** Begin Provided records **

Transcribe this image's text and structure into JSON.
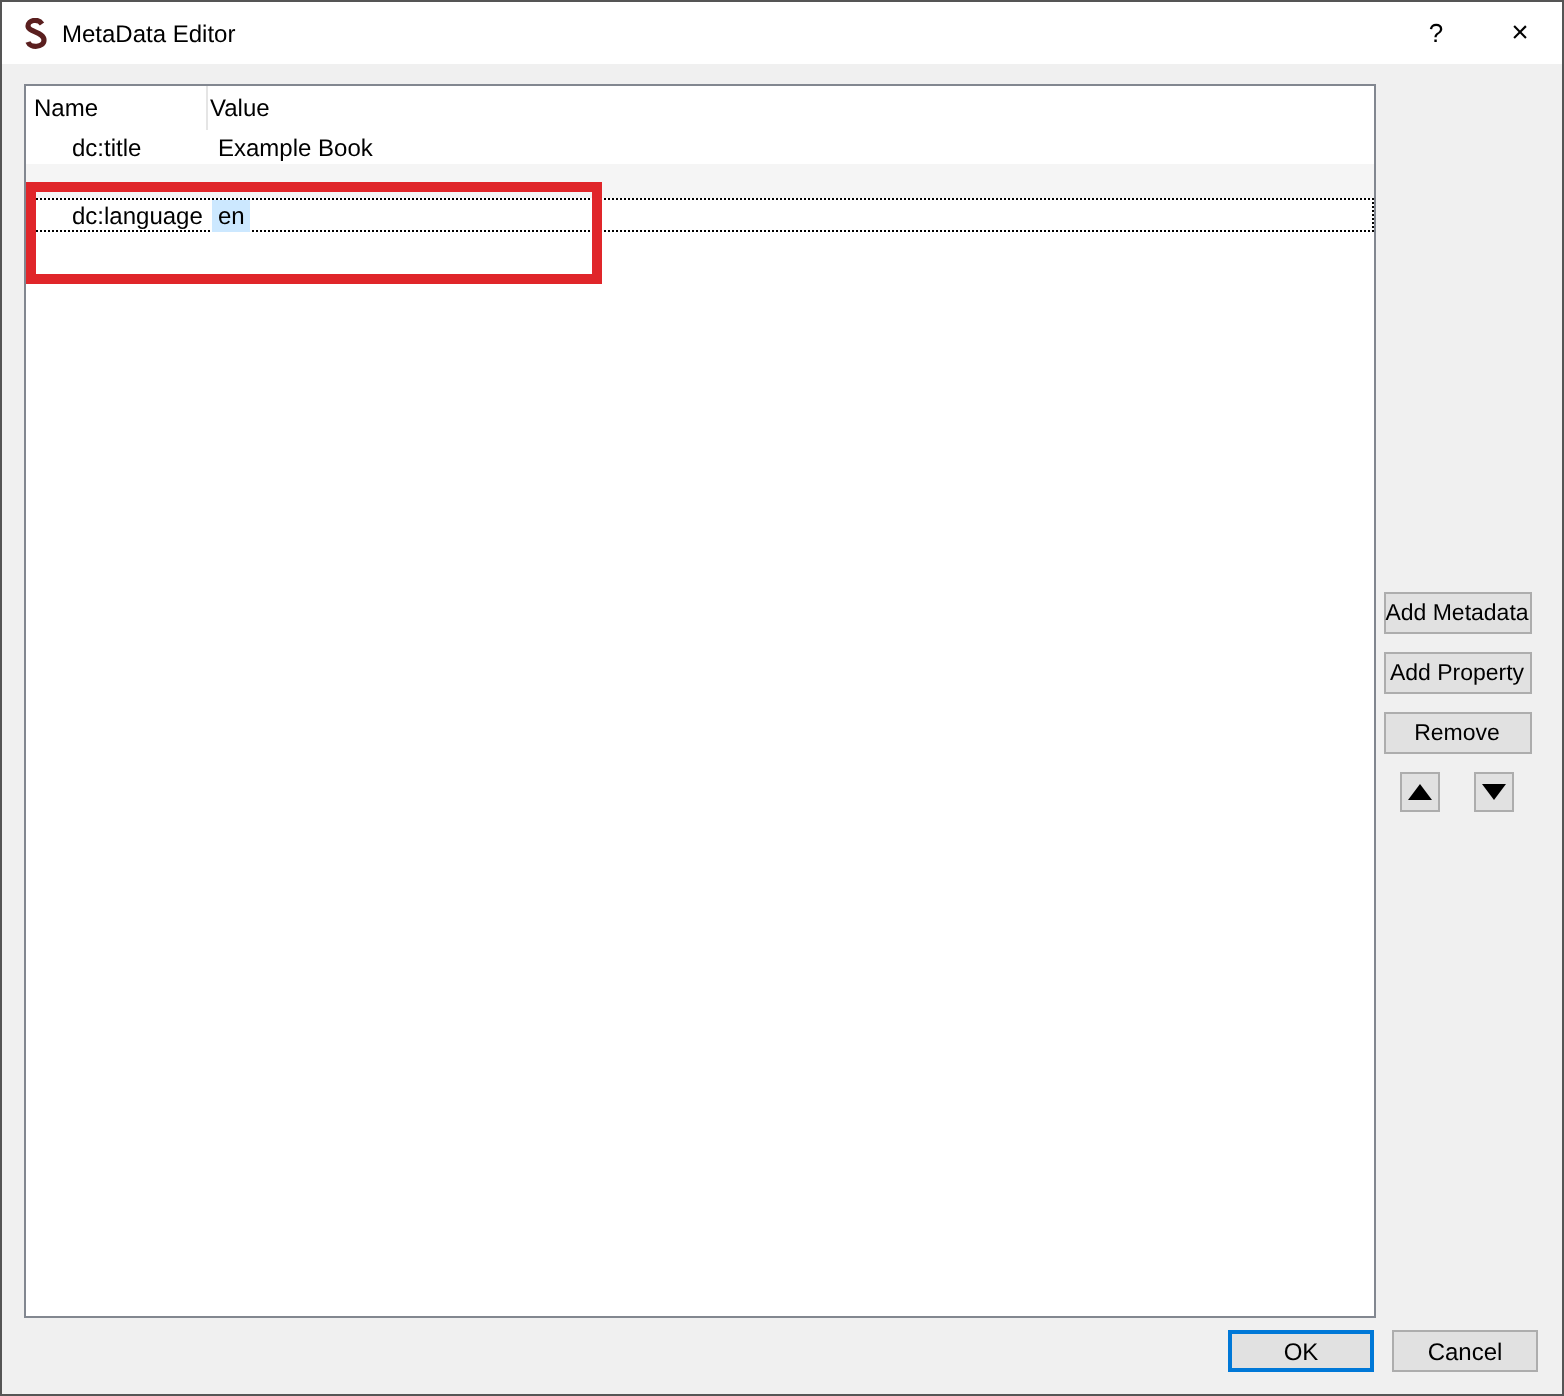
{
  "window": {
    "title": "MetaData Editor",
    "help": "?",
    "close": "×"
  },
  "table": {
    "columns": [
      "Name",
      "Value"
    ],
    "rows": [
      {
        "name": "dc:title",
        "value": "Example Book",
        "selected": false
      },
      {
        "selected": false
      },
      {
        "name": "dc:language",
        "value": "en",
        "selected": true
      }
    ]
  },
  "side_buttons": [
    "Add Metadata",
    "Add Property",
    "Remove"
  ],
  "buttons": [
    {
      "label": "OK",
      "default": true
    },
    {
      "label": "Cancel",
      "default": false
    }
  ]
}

** End Provided records **
** Begin Provided records **

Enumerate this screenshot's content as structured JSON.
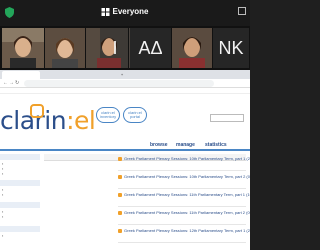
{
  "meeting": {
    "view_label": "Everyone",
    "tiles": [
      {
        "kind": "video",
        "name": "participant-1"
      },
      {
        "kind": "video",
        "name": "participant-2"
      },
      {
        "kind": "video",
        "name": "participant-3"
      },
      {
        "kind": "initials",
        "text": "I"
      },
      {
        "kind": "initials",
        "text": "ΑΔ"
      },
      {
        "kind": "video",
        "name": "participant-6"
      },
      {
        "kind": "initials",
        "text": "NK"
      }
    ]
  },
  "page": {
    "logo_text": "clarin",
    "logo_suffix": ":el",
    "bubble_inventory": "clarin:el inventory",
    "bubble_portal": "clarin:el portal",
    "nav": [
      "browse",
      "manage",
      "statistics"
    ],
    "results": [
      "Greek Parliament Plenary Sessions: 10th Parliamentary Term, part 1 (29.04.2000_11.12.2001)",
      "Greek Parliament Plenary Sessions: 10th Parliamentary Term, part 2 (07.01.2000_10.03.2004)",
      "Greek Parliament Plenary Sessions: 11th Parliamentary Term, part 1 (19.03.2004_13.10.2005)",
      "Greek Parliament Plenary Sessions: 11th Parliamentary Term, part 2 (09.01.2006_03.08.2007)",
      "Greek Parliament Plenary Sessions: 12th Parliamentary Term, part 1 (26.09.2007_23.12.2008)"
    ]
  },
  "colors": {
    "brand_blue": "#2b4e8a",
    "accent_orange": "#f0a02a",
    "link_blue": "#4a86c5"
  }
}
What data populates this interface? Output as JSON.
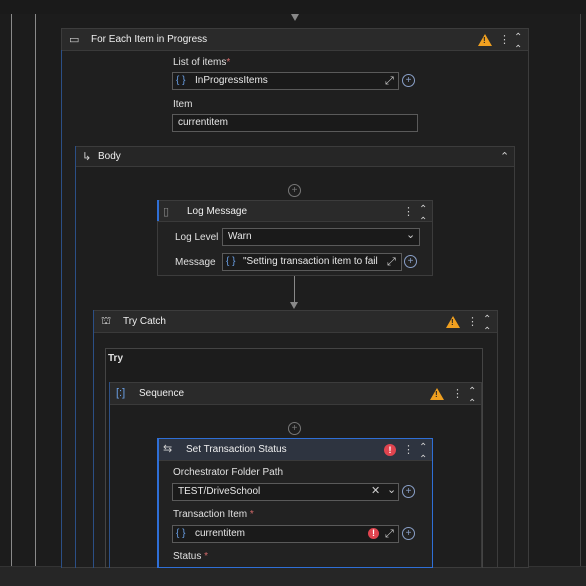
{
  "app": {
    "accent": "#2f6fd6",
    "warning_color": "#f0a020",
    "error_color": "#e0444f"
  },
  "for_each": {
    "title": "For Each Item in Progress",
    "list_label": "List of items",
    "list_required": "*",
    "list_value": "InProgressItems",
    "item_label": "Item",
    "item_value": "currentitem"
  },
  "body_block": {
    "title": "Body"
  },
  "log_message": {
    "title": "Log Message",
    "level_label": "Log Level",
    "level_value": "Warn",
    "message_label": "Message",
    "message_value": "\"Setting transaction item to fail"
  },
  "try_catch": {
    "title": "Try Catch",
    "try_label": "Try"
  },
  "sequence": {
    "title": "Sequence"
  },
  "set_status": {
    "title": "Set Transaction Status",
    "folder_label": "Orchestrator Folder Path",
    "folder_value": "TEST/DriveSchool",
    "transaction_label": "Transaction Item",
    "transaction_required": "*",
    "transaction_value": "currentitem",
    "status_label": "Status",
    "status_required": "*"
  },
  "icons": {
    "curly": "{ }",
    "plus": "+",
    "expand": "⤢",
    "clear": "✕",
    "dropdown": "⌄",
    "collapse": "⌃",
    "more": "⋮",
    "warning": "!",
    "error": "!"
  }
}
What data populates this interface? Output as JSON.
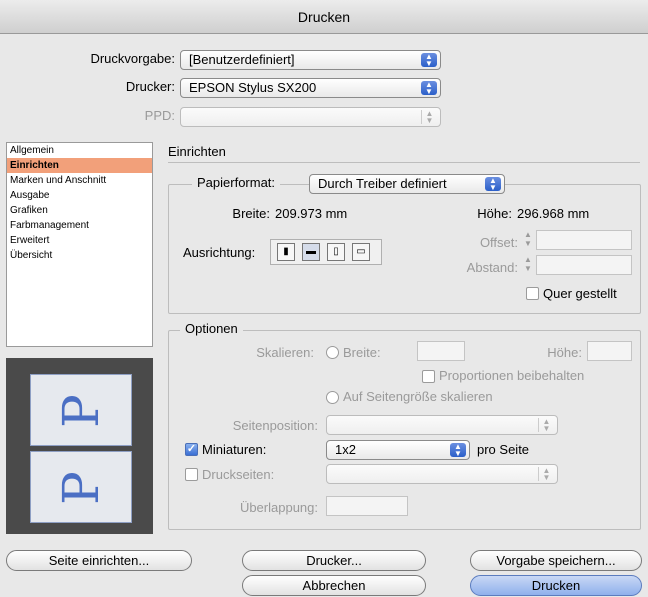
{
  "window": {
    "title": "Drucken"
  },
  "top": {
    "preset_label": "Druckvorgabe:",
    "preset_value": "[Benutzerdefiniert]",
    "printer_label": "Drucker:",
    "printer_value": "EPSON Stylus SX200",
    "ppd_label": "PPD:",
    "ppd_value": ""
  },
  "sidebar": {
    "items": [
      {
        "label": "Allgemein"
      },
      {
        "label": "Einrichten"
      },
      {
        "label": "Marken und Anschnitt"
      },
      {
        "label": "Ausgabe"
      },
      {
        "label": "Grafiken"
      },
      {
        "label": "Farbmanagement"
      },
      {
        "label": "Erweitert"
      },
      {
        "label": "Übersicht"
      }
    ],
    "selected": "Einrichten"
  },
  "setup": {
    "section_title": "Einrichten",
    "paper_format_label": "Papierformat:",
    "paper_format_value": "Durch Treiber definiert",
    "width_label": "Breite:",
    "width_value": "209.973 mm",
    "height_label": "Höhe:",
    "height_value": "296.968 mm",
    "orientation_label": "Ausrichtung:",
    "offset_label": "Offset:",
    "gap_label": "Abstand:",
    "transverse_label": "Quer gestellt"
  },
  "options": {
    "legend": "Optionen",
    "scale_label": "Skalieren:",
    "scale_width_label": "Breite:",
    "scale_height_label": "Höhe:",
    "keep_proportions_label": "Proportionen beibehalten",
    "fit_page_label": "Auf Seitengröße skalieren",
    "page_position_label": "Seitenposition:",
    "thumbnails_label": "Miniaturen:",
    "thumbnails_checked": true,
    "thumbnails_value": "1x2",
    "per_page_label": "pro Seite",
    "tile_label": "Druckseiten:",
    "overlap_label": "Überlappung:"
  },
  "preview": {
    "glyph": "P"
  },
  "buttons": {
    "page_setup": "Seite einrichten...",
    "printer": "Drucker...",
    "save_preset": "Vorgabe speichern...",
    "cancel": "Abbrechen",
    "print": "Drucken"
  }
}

** End Provided records **
** Begin Provided records **

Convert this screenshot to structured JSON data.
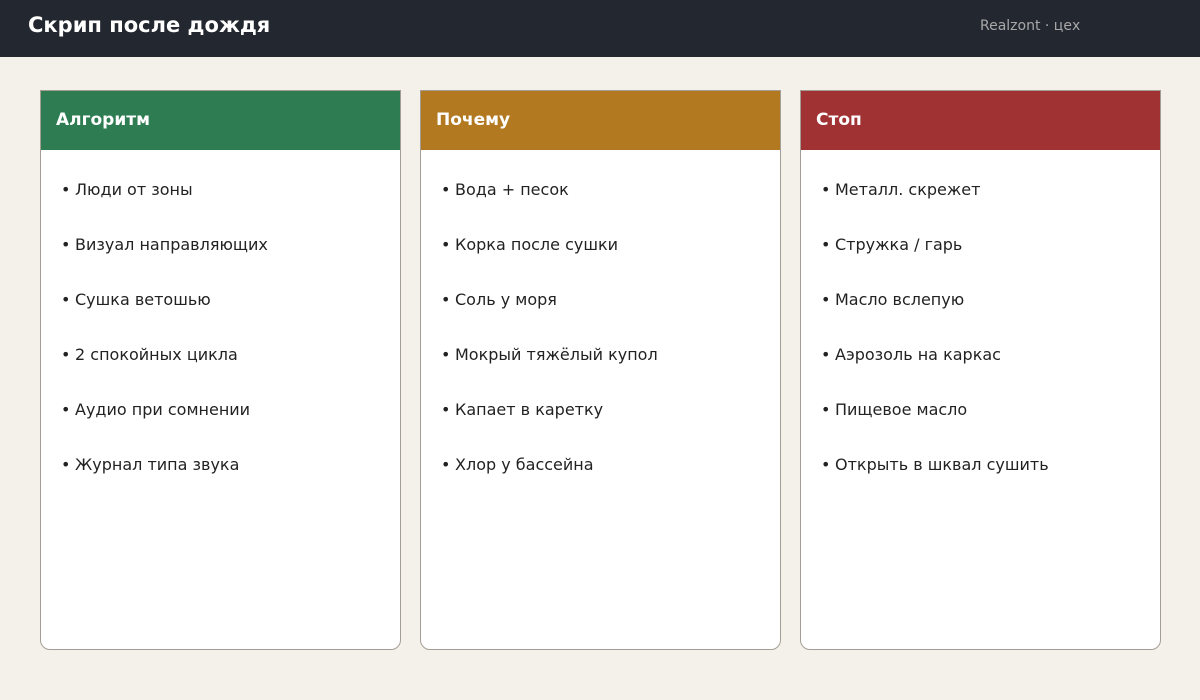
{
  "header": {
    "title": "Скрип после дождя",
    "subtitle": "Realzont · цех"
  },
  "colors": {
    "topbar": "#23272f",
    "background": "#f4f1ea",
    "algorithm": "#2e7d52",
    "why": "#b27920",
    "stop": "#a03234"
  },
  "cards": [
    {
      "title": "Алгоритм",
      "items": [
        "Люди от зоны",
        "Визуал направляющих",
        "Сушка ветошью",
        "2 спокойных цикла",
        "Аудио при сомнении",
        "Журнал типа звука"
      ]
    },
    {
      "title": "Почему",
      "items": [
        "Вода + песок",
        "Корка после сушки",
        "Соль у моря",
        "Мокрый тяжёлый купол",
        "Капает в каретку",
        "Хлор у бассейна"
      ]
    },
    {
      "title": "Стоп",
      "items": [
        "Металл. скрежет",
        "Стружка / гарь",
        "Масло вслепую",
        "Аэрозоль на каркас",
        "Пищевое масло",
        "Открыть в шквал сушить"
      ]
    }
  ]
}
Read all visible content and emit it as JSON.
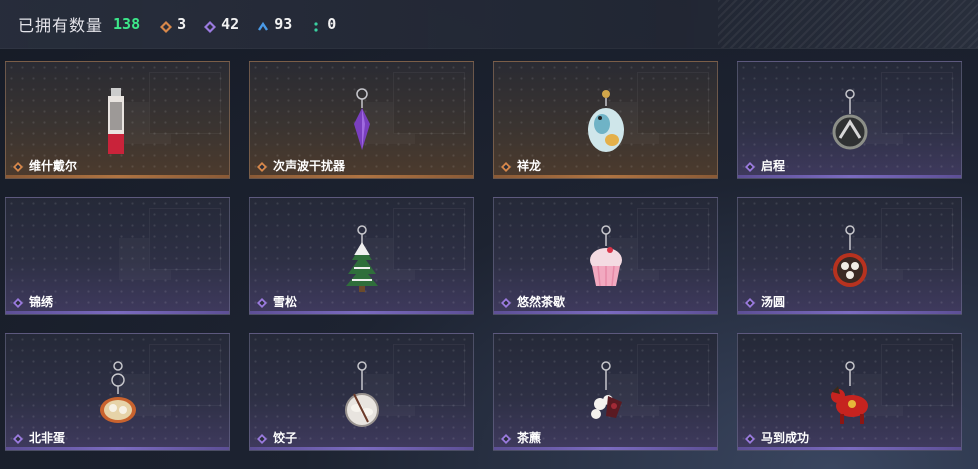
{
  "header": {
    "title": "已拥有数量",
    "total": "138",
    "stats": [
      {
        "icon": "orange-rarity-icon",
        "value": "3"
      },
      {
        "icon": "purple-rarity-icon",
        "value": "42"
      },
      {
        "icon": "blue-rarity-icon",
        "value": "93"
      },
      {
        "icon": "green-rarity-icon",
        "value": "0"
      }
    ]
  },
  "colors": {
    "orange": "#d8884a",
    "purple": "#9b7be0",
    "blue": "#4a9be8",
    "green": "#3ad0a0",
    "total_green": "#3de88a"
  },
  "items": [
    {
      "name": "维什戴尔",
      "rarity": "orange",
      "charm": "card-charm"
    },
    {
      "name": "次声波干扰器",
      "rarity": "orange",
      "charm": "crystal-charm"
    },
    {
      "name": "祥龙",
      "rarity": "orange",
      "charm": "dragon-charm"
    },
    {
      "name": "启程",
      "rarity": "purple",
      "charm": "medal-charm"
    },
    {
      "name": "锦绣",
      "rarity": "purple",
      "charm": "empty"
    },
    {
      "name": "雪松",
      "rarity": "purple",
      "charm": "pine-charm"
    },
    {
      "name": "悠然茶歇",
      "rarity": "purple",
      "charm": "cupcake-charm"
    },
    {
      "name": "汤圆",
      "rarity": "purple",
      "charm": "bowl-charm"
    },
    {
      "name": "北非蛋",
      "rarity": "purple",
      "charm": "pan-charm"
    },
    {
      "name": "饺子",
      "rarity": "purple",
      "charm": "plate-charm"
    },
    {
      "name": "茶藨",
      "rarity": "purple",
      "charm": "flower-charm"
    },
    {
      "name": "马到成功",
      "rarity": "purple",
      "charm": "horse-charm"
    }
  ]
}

** End Provided records **

**Exercise brief**: From the listing, tally every line with the word "selected" in it and give only the tally.

**Response**: 4